Write out every entry exactly as it appears.

- [STORED ROWS]
|---|
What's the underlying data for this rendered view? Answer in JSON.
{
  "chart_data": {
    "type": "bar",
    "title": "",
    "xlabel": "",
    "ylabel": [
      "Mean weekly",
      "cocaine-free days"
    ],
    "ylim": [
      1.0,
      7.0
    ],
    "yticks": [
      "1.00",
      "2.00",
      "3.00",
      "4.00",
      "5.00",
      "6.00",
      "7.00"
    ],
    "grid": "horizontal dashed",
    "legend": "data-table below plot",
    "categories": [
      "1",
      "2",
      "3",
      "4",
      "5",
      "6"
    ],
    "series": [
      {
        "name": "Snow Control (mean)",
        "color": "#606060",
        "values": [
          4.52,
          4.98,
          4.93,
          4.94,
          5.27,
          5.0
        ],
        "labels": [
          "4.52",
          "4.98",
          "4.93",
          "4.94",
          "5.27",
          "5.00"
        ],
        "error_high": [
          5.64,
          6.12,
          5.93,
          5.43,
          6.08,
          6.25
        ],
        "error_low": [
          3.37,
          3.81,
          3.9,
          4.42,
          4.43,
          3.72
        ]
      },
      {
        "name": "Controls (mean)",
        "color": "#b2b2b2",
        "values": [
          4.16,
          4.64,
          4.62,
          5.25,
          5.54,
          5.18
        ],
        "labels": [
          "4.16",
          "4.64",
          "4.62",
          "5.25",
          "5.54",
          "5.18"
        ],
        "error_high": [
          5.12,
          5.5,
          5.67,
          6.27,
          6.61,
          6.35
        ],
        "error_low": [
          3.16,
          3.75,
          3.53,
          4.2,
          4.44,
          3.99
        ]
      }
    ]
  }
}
|---|
- [PROBLEM SOLUTION]
What's the underlying data for this rendered view? Answer in JSON.
{
  "chart_data": {
    "type": "bar",
    "title": "",
    "xlabel": "",
    "ylabel": [
      "Mean weekly",
      "cocaine-free days"
    ],
    "ylim": [
      1.0,
      7.0
    ],
    "yticks": [
      "1.00",
      "2.00",
      "3.00",
      "4.00",
      "5.00",
      "6.00",
      "7.00"
    ],
    "grid": "horizontal dashed",
    "legend": "data-table below plot",
    "categories": [
      "1",
      "2",
      "3",
      "4",
      "5",
      "6"
    ],
    "series": [
      {
        "name": "Snow Control (mean)",
        "color": "#606060",
        "values": [
          4.52,
          4.98,
          4.93,
          4.94,
          5.27,
          5.0
        ],
        "labels": [
          "4.52",
          "4.98",
          "4.93",
          "4.94",
          "5.27",
          "5.00"
        ],
        "error_high": [
          5.64,
          6.12,
          5.93,
          5.43,
          6.08,
          6.25
        ],
        "error_low": [
          3.37,
          3.81,
          3.9,
          4.42,
          4.43,
          3.72
        ]
      },
      {
        "name": "Controls (mean)",
        "color": "#b2b2b2",
        "values": [
          4.16,
          4.64,
          4.62,
          5.25,
          5.54,
          5.18
        ],
        "labels": [
          "4.16",
          "4.64",
          "4.62",
          "5.25",
          "5.54",
          "5.18"
        ],
        "error_high": [
          5.12,
          5.5,
          5.67,
          6.27,
          6.61,
          6.35
        ],
        "error_low": [
          3.16,
          3.75,
          3.53,
          4.2,
          4.44,
          3.99
        ]
      }
    ]
  }
}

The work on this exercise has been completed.